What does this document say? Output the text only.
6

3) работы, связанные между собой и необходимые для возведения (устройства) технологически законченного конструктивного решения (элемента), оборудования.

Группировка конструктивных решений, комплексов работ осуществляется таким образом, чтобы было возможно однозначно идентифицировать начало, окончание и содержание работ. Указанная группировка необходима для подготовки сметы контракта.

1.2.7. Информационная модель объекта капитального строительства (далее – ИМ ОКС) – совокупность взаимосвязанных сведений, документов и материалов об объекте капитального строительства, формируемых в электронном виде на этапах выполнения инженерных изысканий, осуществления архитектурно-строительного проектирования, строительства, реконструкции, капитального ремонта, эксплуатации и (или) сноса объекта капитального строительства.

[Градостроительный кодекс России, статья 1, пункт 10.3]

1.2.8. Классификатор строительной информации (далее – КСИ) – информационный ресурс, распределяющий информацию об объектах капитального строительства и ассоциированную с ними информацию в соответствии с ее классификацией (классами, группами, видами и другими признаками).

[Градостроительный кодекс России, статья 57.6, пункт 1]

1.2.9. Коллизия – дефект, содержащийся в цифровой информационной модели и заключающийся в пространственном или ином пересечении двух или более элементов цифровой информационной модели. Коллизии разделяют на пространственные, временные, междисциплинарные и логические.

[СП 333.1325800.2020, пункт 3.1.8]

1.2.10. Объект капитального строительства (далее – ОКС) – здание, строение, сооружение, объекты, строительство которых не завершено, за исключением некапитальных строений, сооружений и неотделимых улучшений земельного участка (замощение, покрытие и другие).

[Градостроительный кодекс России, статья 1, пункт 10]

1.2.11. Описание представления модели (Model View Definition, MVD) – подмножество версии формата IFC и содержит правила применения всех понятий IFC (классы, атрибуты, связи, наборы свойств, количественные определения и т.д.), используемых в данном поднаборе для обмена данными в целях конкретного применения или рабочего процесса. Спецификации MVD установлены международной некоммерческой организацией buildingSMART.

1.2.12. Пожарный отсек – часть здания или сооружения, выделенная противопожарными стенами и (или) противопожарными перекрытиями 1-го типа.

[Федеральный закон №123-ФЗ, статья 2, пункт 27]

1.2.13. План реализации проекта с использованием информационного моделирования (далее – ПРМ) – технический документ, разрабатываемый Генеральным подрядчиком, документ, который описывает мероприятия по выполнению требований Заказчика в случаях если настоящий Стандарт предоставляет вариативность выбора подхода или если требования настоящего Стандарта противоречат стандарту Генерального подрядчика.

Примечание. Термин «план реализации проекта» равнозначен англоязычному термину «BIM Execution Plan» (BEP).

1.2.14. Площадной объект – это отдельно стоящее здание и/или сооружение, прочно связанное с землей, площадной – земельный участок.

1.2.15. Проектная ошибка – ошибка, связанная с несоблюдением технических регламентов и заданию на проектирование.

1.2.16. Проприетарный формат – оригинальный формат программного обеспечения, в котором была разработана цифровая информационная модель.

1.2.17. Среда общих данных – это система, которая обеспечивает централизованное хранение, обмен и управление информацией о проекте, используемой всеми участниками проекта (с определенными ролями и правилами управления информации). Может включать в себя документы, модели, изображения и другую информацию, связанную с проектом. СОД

- - -

- **EXERCISE BRIEF**
Show the lines that mention the word "Градостроительный".

- **RESULT BELOW**
[Градостроительный кодекс России, статья 1, пункт 10.3]
[Градостроительный кодекс России, статья 57.6, пункт 1]
[Градостроительный кодекс России, статья 1, пункт 10]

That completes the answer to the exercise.